→ **TEXT SEGMENT**:

▬▬▬

# Mud motor muffler?



## lewy149 (Apr 19, 2007)

Q muffler or cross over?


----------



## zx10r2004 (Sep 24, 2005)

Cross over will give you more power. I'm getting the carb crossover combo next year. 


Outdoor Hub mobile, the outdoor information engine


----------



## lewy149 (Apr 19, 2007)

I just read the single crossover has a silencing baffle that makes it like a q but u can take it off. I'm doing the upgrade sometime this summer. Does anyone know how effective the gearing change is?


----------



## lab1 (Aug 31, 2004)

Lewy, I had the crossover and went to the Q. I hardly noticed any loss of power after putting the Q on. I did noticed a difference in noise. If you want a tough sound go with the crossover, if you want to hear a little better, go with the Q. As for the upgrade, the mikuni carb is awesome. You will love it. I added that after the Q muffler was installed. I noticed a big difference..you wont be disappointed. Enjoy!


----------



## lewy149 (Apr 19, 2007)

Bps says a 12*11 prop for it. Its going to be a whole new boat.


----------



## lab1 (Aug 31, 2004)

lewy149 said:


> Bps says a 12*11 prop for it. Its going to be a whole new boat.


12*11 prop?? Are you refering to the big blade? I noticed a nice difference with that as well.


----------



## lewy149 (Apr 19, 2007)

Must be the big blade all I'd seen up till now was 12*9. But on Bps website the got a 12*11 http://www.backwaterperformancesystems.com/Propeller.html


----------



## lab1 (Aug 31, 2004)

▬▬▬

→ **RECORD SET**:
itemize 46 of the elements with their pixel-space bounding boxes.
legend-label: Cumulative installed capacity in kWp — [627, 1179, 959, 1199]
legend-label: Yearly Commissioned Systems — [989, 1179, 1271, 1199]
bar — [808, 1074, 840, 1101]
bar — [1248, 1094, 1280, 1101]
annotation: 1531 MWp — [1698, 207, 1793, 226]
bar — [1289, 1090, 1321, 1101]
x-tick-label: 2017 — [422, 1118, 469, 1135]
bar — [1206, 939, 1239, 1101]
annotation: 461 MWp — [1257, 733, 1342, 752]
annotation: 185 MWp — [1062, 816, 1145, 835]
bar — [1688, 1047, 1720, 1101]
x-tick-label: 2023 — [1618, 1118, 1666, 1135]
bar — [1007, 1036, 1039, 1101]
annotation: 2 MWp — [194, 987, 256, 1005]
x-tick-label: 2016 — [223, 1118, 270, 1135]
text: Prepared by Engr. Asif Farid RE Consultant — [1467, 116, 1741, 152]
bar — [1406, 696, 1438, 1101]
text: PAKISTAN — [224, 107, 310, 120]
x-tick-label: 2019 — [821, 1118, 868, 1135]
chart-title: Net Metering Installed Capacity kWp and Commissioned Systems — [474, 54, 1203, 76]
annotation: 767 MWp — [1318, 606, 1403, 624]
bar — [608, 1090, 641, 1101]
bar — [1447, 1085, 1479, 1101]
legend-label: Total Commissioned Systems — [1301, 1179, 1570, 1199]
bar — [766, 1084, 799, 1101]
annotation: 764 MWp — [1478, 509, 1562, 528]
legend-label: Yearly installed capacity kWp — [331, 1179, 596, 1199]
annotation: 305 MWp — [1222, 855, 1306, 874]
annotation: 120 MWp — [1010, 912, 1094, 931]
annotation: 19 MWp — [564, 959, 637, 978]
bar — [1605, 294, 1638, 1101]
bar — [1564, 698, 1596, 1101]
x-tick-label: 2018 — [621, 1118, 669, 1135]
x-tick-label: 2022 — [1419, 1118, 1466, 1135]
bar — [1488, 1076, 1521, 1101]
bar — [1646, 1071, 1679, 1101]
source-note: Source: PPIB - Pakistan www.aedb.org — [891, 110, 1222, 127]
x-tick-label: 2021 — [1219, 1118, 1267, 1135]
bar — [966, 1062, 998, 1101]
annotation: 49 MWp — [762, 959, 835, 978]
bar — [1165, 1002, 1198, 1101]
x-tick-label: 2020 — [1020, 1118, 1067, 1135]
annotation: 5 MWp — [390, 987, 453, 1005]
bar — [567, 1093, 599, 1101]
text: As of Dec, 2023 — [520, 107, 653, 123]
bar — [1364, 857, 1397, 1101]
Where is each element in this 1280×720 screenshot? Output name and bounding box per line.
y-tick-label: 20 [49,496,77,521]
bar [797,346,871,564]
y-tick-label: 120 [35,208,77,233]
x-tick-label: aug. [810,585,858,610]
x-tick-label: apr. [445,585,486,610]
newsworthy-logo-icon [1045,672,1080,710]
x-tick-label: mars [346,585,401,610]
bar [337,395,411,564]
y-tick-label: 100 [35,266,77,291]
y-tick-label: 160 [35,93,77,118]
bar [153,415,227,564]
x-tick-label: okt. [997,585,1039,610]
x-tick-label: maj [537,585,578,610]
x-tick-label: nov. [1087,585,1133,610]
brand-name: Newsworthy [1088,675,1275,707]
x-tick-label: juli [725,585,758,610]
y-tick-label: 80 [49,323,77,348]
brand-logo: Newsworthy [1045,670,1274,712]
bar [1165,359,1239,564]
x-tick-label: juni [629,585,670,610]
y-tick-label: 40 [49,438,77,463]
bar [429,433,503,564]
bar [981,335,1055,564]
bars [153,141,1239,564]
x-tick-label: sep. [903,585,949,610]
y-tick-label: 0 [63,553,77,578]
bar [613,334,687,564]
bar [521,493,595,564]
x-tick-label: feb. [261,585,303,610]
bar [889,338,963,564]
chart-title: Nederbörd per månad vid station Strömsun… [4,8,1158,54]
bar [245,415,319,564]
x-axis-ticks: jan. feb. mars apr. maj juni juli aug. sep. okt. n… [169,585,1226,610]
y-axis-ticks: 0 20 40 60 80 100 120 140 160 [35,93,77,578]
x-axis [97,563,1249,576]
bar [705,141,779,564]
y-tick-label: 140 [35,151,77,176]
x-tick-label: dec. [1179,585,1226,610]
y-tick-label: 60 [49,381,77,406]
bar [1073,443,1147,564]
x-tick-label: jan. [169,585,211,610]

▬▬▬

→ **WRITTEN EXERCISE**:
Write out the full mud motor muffler thread above, word for word, from its title to its last line.

→ **REPLY TO THE TASK**:
# Mud motor muffler?



## lewy149 (Apr 19, 2007)

Q muffler or cross over?


----------



## zx10r2004 (Sep 24, 2005)

Cross over will give you more power. I'm getting the carb crossover combo next year. 


Outdoor Hub mobile, the outdoor information engine


----------



## lewy149 (Apr 19, 2007)

I just read the single crossover has a silencing baffle that makes it like a q but u can take it off. I'm doing the upgrade sometime this summer. Does anyone know how effective the gearing change is?


----------



## lab1 (Aug 31, 2004)

Lewy, I had the crossover and went to the Q. I hardly noticed any loss of power after putting the Q on. I did noticed a difference in noise. If you want a tough sound go with the crossover, if you want to hear a little better, go with the Q. As for the upgrade, the mikuni carb is awesome. You will love it. I added that after the Q muffler was installed. I noticed a big difference..you wont be disappointed. Enjoy!


----------



## lewy149 (Apr 19, 2007)

Bps says a 12*11 prop for it. Its going to be a whole new boat.


----------



## lab1 (Aug 31, 2004)

lewy149 said:


> Bps says a 12*11 prop for it. Its going to be a whole new boat.


12*11 prop?? Are you refering to the big blade? I noticed a nice difference with that as well.


----------



## lewy149 (Apr 19, 2007)

Must be the big blade all I'd seen up till now was 12*9. But on Bps website the got a 12*11 http://www.backwaterperformancesystems.com/Propeller.html


----------



## lab1 (Aug 31, 2004)